* **Set problem**
From the entries below, copy out every line with "station" in it.

** begin Data for processing **

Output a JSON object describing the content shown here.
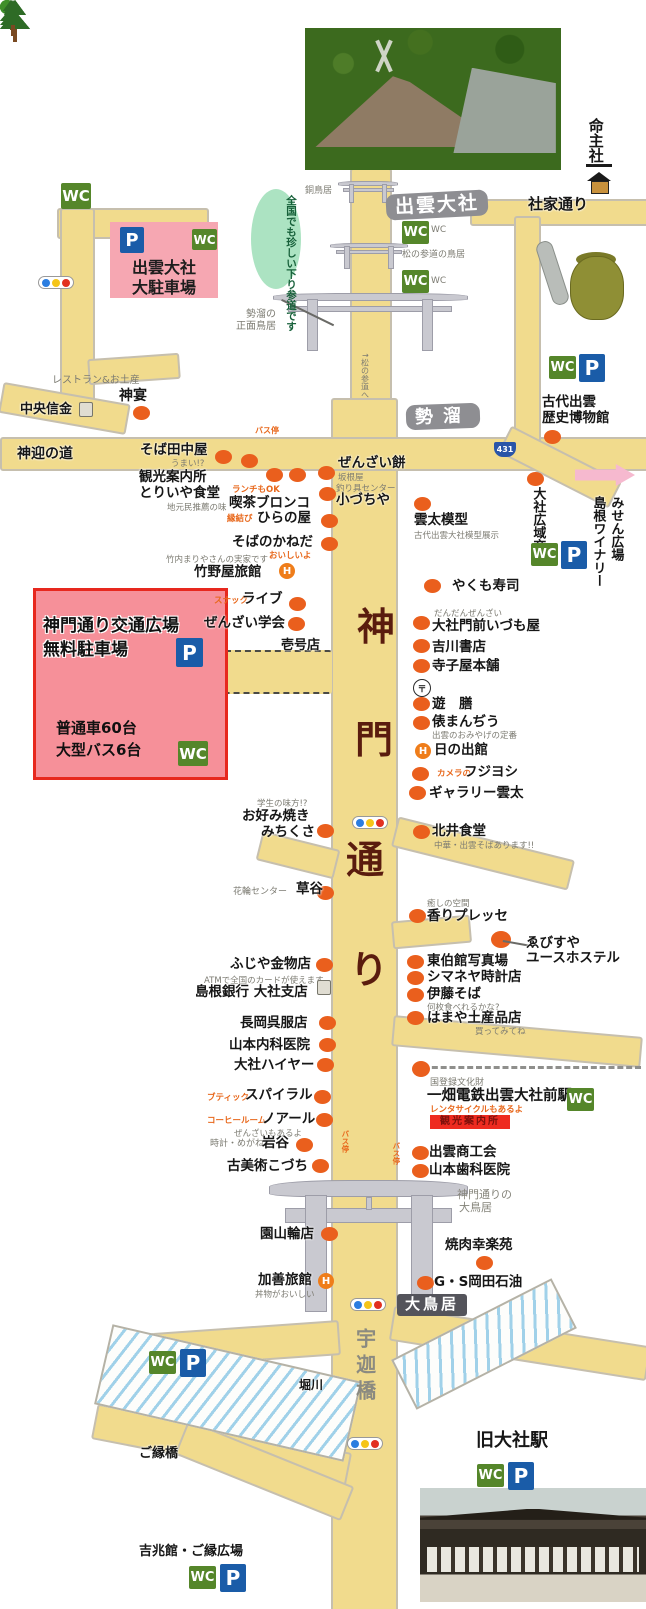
{
  "icons": {
    "wc": "WC",
    "p": "P",
    "route431": "431",
    "hotel": "H",
    "post": "〒"
  },
  "colors": {
    "road": "#f1db8d",
    "dot": "#ea5f1d",
    "wc_green": "#55862a",
    "p_blue": "#1a5ca8",
    "pink_box_top": "#f6a7b2",
    "pink_box_main": "#f69099",
    "red_border": "#e7281e",
    "street_name": "#5a1c0e",
    "gray_label": "#8e8e92",
    "dark_label": "#54545b",
    "green_oval": "#ace3c2",
    "signal": [
      "#2b7de0",
      "#f5c518",
      "#e23020"
    ]
  },
  "boxes": {
    "taisha_lot": {
      "line1": "出雲大社",
      "line2": "大駐車場"
    },
    "kado_lot": {
      "title1": "神門通り交通広場",
      "title2": "無料駐車場",
      "cap1": "普通車60台",
      "cap2": "大型バス6台"
    }
  },
  "labels": [
    {
      "t": "命主社",
      "x": 586,
      "y": 118,
      "k": "S",
      "v": 1,
      "s": 15,
      "n": "label-inochinushi-sha"
    },
    {
      "t": "出雲大社",
      "x": 386,
      "y": 192,
      "k": "GL",
      "r": -3,
      "ls": 2,
      "n": "label-izumo-taisha"
    },
    {
      "t": "社家通り",
      "x": 528,
      "y": 196,
      "k": "S",
      "s": 15,
      "n": "label-shake-dori"
    },
    {
      "t": "銅鳥居",
      "x": 305,
      "y": 186,
      "k": "G10",
      "s": 9
    },
    {
      "t": "全国でも珍しい下り参道です",
      "x": 251,
      "y": 189,
      "k": "OV",
      "v": 1,
      "n": "kudari-sando-note"
    },
    {
      "t": "WC",
      "x": 431,
      "y": 225,
      "k": "NG",
      "s": 9
    },
    {
      "t": "WC",
      "x": 431,
      "y": 276,
      "k": "NG",
      "s": 9
    },
    {
      "t": "松の参道の鳥居",
      "x": 402,
      "y": 250,
      "k": "G10",
      "s": 9
    },
    {
      "t": "勢溜の",
      "x": 246,
      "y": 309,
      "k": "G10"
    },
    {
      "t": "正面鳥居",
      "x": 236,
      "y": 321,
      "k": "G10"
    },
    {
      "t": "↑松の参道へ",
      "x": 360,
      "y": 352,
      "k": "NG",
      "v": 1,
      "s": 8
    },
    {
      "t": "レストラン&お土産",
      "x": 52,
      "y": 375,
      "k": "G10"
    },
    {
      "t": "神宴",
      "x": 119,
      "y": 388,
      "k": "S",
      "s": 14
    },
    {
      "t": "中央信金",
      "x": 20,
      "y": 402,
      "k": "S",
      "s": 13
    },
    {
      "t": "バス停",
      "x": 255,
      "y": 426,
      "k": "NO",
      "s": 8
    },
    {
      "t": "神迎の道",
      "x": 17,
      "y": 446,
      "k": "S",
      "s": 14,
      "n": "label-kamimukae-no-michi"
    },
    {
      "t": "そば田中屋",
      "x": 140,
      "y": 443,
      "k": "S"
    },
    {
      "t": "うまい!?",
      "x": 171,
      "y": 459,
      "k": "NG"
    },
    {
      "t": "観光案内所",
      "x": 139,
      "y": 470,
      "k": "S"
    },
    {
      "t": "とりいや食堂",
      "x": 139,
      "y": 486,
      "k": "S"
    },
    {
      "t": "地元民推薦の味",
      "x": 167,
      "y": 503,
      "k": "NG"
    },
    {
      "t": "ランチもOK",
      "x": 232,
      "y": 485,
      "k": "NO"
    },
    {
      "t": "喫茶ブロンコ",
      "x": 229,
      "y": 496,
      "k": "S"
    },
    {
      "t": "縁結び",
      "x": 227,
      "y": 514,
      "k": "NO"
    },
    {
      "t": "ひらの屋",
      "x": 257,
      "y": 511,
      "k": "S"
    },
    {
      "t": "ぜんざい餅",
      "x": 338,
      "y": 456,
      "k": "S"
    },
    {
      "t": "坂根屋",
      "x": 338,
      "y": 473,
      "k": "NG"
    },
    {
      "t": "釣り具センター",
      "x": 336,
      "y": 484,
      "k": "NG"
    },
    {
      "t": "小づちや",
      "x": 336,
      "y": 493,
      "k": "S"
    },
    {
      "t": "そばのかねだ",
      "x": 232,
      "y": 535,
      "k": "S"
    },
    {
      "t": "おいしいよ",
      "x": 269,
      "y": 551,
      "k": "NO"
    },
    {
      "t": "竹内まりやさんの実家です",
      "x": 166,
      "y": 555,
      "k": "NG"
    },
    {
      "t": "竹野屋旅館",
      "x": 194,
      "y": 565,
      "k": "S"
    },
    {
      "t": "勢溜",
      "x": 406,
      "y": 404,
      "k": "GL",
      "s": 18,
      "ls": 10,
      "r": -2,
      "n": "label-seidamari"
    },
    {
      "t": "雲太模型",
      "x": 414,
      "y": 513,
      "k": "S"
    },
    {
      "t": "古代出雲大社模型展示",
      "x": 414,
      "y": 531,
      "k": "NG"
    },
    {
      "t": "古代出雲",
      "x": 542,
      "y": 395,
      "k": "S"
    },
    {
      "t": "歴史博物館",
      "x": 542,
      "y": 411,
      "k": "S"
    },
    {
      "t": "大社広域交番",
      "x": 530,
      "y": 487,
      "k": "S",
      "v": 1,
      "s": 13
    },
    {
      "t": "島根ワイナリー",
      "x": 590,
      "y": 496,
      "k": "S",
      "v": 1,
      "s": 13
    },
    {
      "t": "みせん広場",
      "x": 608,
      "y": 496,
      "k": "S",
      "v": 1,
      "s": 13
    },
    {
      "t": "やくも寿司",
      "x": 452,
      "y": 579,
      "k": "S"
    },
    {
      "t": "スナック",
      "x": 214,
      "y": 596,
      "k": "NO"
    },
    {
      "t": "ライブ",
      "x": 242,
      "y": 592,
      "k": "S"
    },
    {
      "t": "ぜんざい学会",
      "x": 204,
      "y": 616,
      "k": "S"
    },
    {
      "t": "壱号店",
      "x": 281,
      "y": 638,
      "k": "S",
      "s": 13
    },
    {
      "t": "だんだんぜんざい",
      "x": 434,
      "y": 609,
      "k": "NG"
    },
    {
      "t": "大社門前いづも屋",
      "x": 432,
      "y": 619,
      "k": "S"
    },
    {
      "t": "吉川書店",
      "x": 432,
      "y": 640,
      "k": "S"
    },
    {
      "t": "寺子屋本舗",
      "x": 432,
      "y": 659,
      "k": "S"
    },
    {
      "t": "遊　膳",
      "x": 432,
      "y": 697,
      "k": "S"
    },
    {
      "t": "俵まんぢう",
      "x": 432,
      "y": 715,
      "k": "S"
    },
    {
      "t": "出雲のおみやげの定番",
      "x": 432,
      "y": 731,
      "k": "NG"
    },
    {
      "t": "日の出館",
      "x": 434,
      "y": 743,
      "k": "S"
    },
    {
      "t": "カメラの",
      "x": 437,
      "y": 769,
      "k": "NO"
    },
    {
      "t": "フジヨシ",
      "x": 464,
      "y": 765,
      "k": "S"
    },
    {
      "t": "ギャラリー雲太",
      "x": 429,
      "y": 786,
      "k": "S"
    },
    {
      "t": "学生の味方!?",
      "x": 257,
      "y": 799,
      "k": "NG"
    },
    {
      "t": "お好み焼き",
      "x": 242,
      "y": 809,
      "k": "S"
    },
    {
      "t": "みちくさ",
      "x": 261,
      "y": 825,
      "k": "S"
    },
    {
      "t": "北井食堂",
      "x": 432,
      "y": 824,
      "k": "S"
    },
    {
      "t": "中華・出雲そばあります!!",
      "x": 434,
      "y": 841,
      "k": "NG"
    },
    {
      "t": "花輪センター",
      "x": 233,
      "y": 887,
      "k": "NG",
      "s": 9
    },
    {
      "t": "草谷",
      "x": 296,
      "y": 882,
      "k": "S"
    },
    {
      "t": "癒しの空間",
      "x": 427,
      "y": 899,
      "k": "NG"
    },
    {
      "t": "香りプレッセ",
      "x": 427,
      "y": 909,
      "k": "S"
    },
    {
      "t": "ゑびすや",
      "x": 526,
      "y": 936,
      "k": "S"
    },
    {
      "t": "ユースホステル",
      "x": 526,
      "y": 951,
      "k": "S"
    },
    {
      "t": "ふじや金物店",
      "x": 230,
      "y": 957,
      "k": "S"
    },
    {
      "t": "ATMで全国のカードが使えます",
      "x": 204,
      "y": 976,
      "k": "NG"
    },
    {
      "t": "島根銀行 大社支店",
      "x": 195,
      "y": 985,
      "k": "S"
    },
    {
      "t": "東伯館写真場",
      "x": 427,
      "y": 954,
      "k": "S"
    },
    {
      "t": "シマネヤ時計店",
      "x": 427,
      "y": 970,
      "k": "S"
    },
    {
      "t": "伊藤そば",
      "x": 427,
      "y": 987,
      "k": "S"
    },
    {
      "t": "何枚食べれるかな?",
      "x": 427,
      "y": 1003,
      "k": "NG"
    },
    {
      "t": "はまや土産品店",
      "x": 427,
      "y": 1011,
      "k": "S"
    },
    {
      "t": "買ってみてね",
      "x": 475,
      "y": 1027,
      "k": "NG"
    },
    {
      "t": "長岡呉服店",
      "x": 240,
      "y": 1016,
      "k": "S"
    },
    {
      "t": "山本内科医院",
      "x": 229,
      "y": 1038,
      "k": "S"
    },
    {
      "t": "大社ハイヤー",
      "x": 234,
      "y": 1058,
      "k": "S"
    },
    {
      "t": "ブティック",
      "x": 207,
      "y": 1093,
      "k": "NO"
    },
    {
      "t": "スパイラル",
      "x": 245,
      "y": 1088,
      "k": "S"
    },
    {
      "t": "コーヒールーム",
      "x": 207,
      "y": 1116,
      "k": "NO"
    },
    {
      "t": "ノアール",
      "x": 262,
      "y": 1112,
      "k": "S"
    },
    {
      "t": "ぜんざいもあるよ",
      "x": 234,
      "y": 1129,
      "k": "NG"
    },
    {
      "t": "時計・めがね",
      "x": 210,
      "y": 1139,
      "k": "NG",
      "s": 9
    },
    {
      "t": "岩谷",
      "x": 262,
      "y": 1136,
      "k": "S"
    },
    {
      "t": "古美術こづち",
      "x": 227,
      "y": 1159,
      "k": "S"
    },
    {
      "t": "国登録文化財",
      "x": 430,
      "y": 1078,
      "k": "NG",
      "s": 9
    },
    {
      "t": "一畑電鉄出雲大社前駅",
      "x": 427,
      "y": 1088,
      "k": "S",
      "s": 14.5,
      "n": "label-ichibata-station"
    },
    {
      "t": "レンタサイクルもあるよ",
      "x": 430,
      "y": 1105,
      "k": "NO"
    },
    {
      "t": "観光案内所",
      "x": 430,
      "y": 1115,
      "k": "BD",
      "n": "info-center-badge"
    },
    {
      "t": "バス停",
      "x": 340,
      "y": 1130,
      "k": "NO",
      "v": 1,
      "s": 7.5
    },
    {
      "t": "バス停",
      "x": 391,
      "y": 1142,
      "k": "NO",
      "v": 1,
      "s": 7.5
    },
    {
      "t": "出雲商工会",
      "x": 429,
      "y": 1145,
      "k": "S"
    },
    {
      "t": "山本歯科医院",
      "x": 429,
      "y": 1163,
      "k": "S"
    },
    {
      "t": "神門通りの",
      "x": 457,
      "y": 1189,
      "k": "G11"
    },
    {
      "t": "大鳥居",
      "x": 459,
      "y": 1202,
      "k": "G11"
    },
    {
      "t": "園山輪店",
      "x": 260,
      "y": 1227,
      "k": "S"
    },
    {
      "t": "焼肉幸楽苑",
      "x": 445,
      "y": 1238,
      "k": "S"
    },
    {
      "t": "加善旅館",
      "x": 258,
      "y": 1273,
      "k": "S"
    },
    {
      "t": "丼物がおいしい",
      "x": 255,
      "y": 1290,
      "k": "NG"
    },
    {
      "t": "G・S岡田石油",
      "x": 434,
      "y": 1275,
      "k": "S"
    },
    {
      "t": "大鳥居",
      "x": 397,
      "y": 1294,
      "k": "DL",
      "n": "label-otorii"
    },
    {
      "t": "堀川",
      "x": 299,
      "y": 1378,
      "k": "S",
      "s": 12,
      "n": "label-horikawa"
    },
    {
      "t": "宇迦橋",
      "x": 352,
      "y": 1328,
      "k": "UK",
      "v": 1,
      "n": "label-ukabashi"
    },
    {
      "t": "ご縁橋",
      "x": 139,
      "y": 1446,
      "k": "S",
      "s": 13,
      "n": "label-goenbashi"
    },
    {
      "t": "旧大社駅",
      "x": 476,
      "y": 1430,
      "k": "S",
      "s": 18,
      "n": "label-kyu-taisha-station"
    },
    {
      "t": "吉兆館・ご縁広場",
      "x": 139,
      "y": 1544,
      "k": "S",
      "s": 13,
      "n": "label-kicchokan"
    },
    {
      "t": "神",
      "x": 357,
      "y": 605,
      "k": "ST",
      "n": "street-name-char"
    },
    {
      "t": "門",
      "x": 355,
      "y": 718,
      "k": "ST",
      "n": "street-name-char"
    },
    {
      "t": "通",
      "x": 346,
      "y": 838,
      "k": "ST",
      "n": "street-name-char"
    },
    {
      "t": "り",
      "x": 350,
      "y": 948,
      "k": "ST",
      "n": "street-name-char"
    }
  ],
  "roads": [
    [
      350,
      168,
      38,
      262,
      0,
      0
    ],
    [
      331,
      398,
      63,
      1211,
      0,
      0
    ],
    [
      0,
      437,
      646,
      30,
      0,
      0
    ],
    [
      470,
      199,
      176,
      23,
      0,
      0
    ],
    [
      514,
      216,
      23,
      225,
      0,
      0
    ],
    [
      498,
      452,
      120,
      26,
      27,
      0
    ],
    [
      57,
      208,
      148,
      27,
      0,
      0
    ],
    [
      60,
      208,
      31,
      202,
      0,
      0
    ],
    [
      0,
      393,
      125,
      27,
      10,
      0
    ],
    [
      88,
      356,
      88,
      22,
      -4,
      0
    ],
    [
      222,
      650,
      110,
      40,
      0,
      1
    ],
    [
      258,
      840,
      76,
      26,
      14,
      0
    ],
    [
      392,
      838,
      178,
      27,
      14,
      0
    ],
    [
      392,
      918,
      75,
      24,
      -5,
      0
    ],
    [
      392,
      1026,
      246,
      27,
      5,
      0
    ],
    [
      112,
      1328,
      224,
      31,
      -4,
      0
    ],
    [
      92,
      1428,
      255,
      32,
      11,
      0
    ],
    [
      390,
      1326,
      256,
      31,
      9,
      0
    ],
    [
      175,
      1452,
      175,
      33,
      22,
      0
    ]
  ],
  "rivers": [
    [
      100,
      1352,
      252,
      78,
      13
    ],
    [
      394,
      1316,
      176,
      52,
      -27
    ]
  ],
  "railway": [
    423,
    1066,
    218
  ],
  "toriis": [
    [
      341,
      181,
      54,
      22,
      5
    ],
    [
      334,
      243,
      70,
      26,
      6
    ],
    [
      283,
      293,
      174,
      58,
      11
    ],
    [
      280,
      1180,
      178,
      132,
      22
    ]
  ],
  "dots": [
    [
      133,
      406
    ],
    [
      215,
      450
    ],
    [
      241,
      454
    ],
    [
      266,
      468
    ],
    [
      289,
      468
    ],
    [
      318,
      466
    ],
    [
      319,
      487
    ],
    [
      321,
      514
    ],
    [
      321,
      537
    ],
    [
      414,
      497
    ],
    [
      544,
      430
    ],
    [
      527,
      472
    ],
    [
      424,
      579
    ],
    [
      289,
      597
    ],
    [
      288,
      617
    ],
    [
      413,
      616
    ],
    [
      413,
      639
    ],
    [
      413,
      659
    ],
    [
      413,
      697
    ],
    [
      413,
      716
    ],
    [
      412,
      767
    ],
    [
      409,
      786
    ],
    [
      317,
      824
    ],
    [
      413,
      825
    ],
    [
      317,
      886
    ],
    [
      409,
      909
    ],
    [
      491,
      931,
      20,
      17
    ],
    [
      407,
      955
    ],
    [
      407,
      971
    ],
    [
      407,
      988
    ],
    [
      407,
      1011
    ],
    [
      316,
      958
    ],
    [
      319,
      1016
    ],
    [
      319,
      1038
    ],
    [
      317,
      1058
    ],
    [
      314,
      1090
    ],
    [
      316,
      1113
    ],
    [
      296,
      1138
    ],
    [
      312,
      1159
    ],
    [
      412,
      1061,
      18,
      16
    ],
    [
      412,
      1146
    ],
    [
      412,
      1164
    ],
    [
      321,
      1227
    ],
    [
      476,
      1256
    ],
    [
      417,
      1276
    ]
  ],
  "wc_icons": [
    [
      61,
      183,
      30,
      26
    ],
    [
      402,
      221
    ],
    [
      402,
      270
    ],
    [
      549,
      356
    ],
    [
      531,
      543
    ],
    [
      567,
      1088
    ],
    [
      149,
      1351
    ],
    [
      477,
      1464
    ],
    [
      189,
      1566
    ]
  ],
  "p_icons": [
    [
      579,
      354
    ],
    [
      561,
      541
    ],
    [
      180,
      1349
    ],
    [
      508,
      1462
    ],
    [
      220,
      1564
    ]
  ],
  "hotel_icons": [
    [
      279,
      563
    ],
    [
      415,
      743
    ],
    [
      318,
      1273
    ]
  ],
  "post_icons": [
    [
      413,
      679
    ]
  ],
  "bank_icons": [
    [
      79,
      402
    ],
    [
      317,
      980
    ]
  ],
  "traffic_lights": [
    [
      38,
      276
    ],
    [
      352,
      816
    ],
    [
      350,
      1298
    ],
    [
      347,
      1437
    ]
  ],
  "trees": [
    [
      242,
      404
    ],
    [
      337,
      1101
    ],
    [
      387,
      1115
    ],
    [
      320,
      1562
    ]
  ],
  "pines": [
    [
      296,
      203,
      1
    ],
    [
      287,
      243,
      1
    ],
    [
      298,
      281,
      1
    ],
    [
      397,
      205,
      1
    ],
    [
      403,
      245,
      1
    ],
    [
      395,
      283,
      1
    ],
    [
      281,
      328,
      1.4
    ],
    [
      295,
      366,
      1.4
    ],
    [
      268,
      398,
      1.4
    ],
    [
      423,
      328,
      1.4
    ],
    [
      437,
      364,
      1.4
    ],
    [
      427,
      398,
      1.4
    ],
    [
      443,
      352,
      1.2
    ]
  ],
  "lines": [
    [
      282,
      299,
      58,
      26
    ],
    [
      503,
      940,
      26,
      10
    ]
  ]
}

** end Data for processing **

* **Correct answer**
      "n": "label-ichibata-station"
      "n": "label-kyu-taisha-station"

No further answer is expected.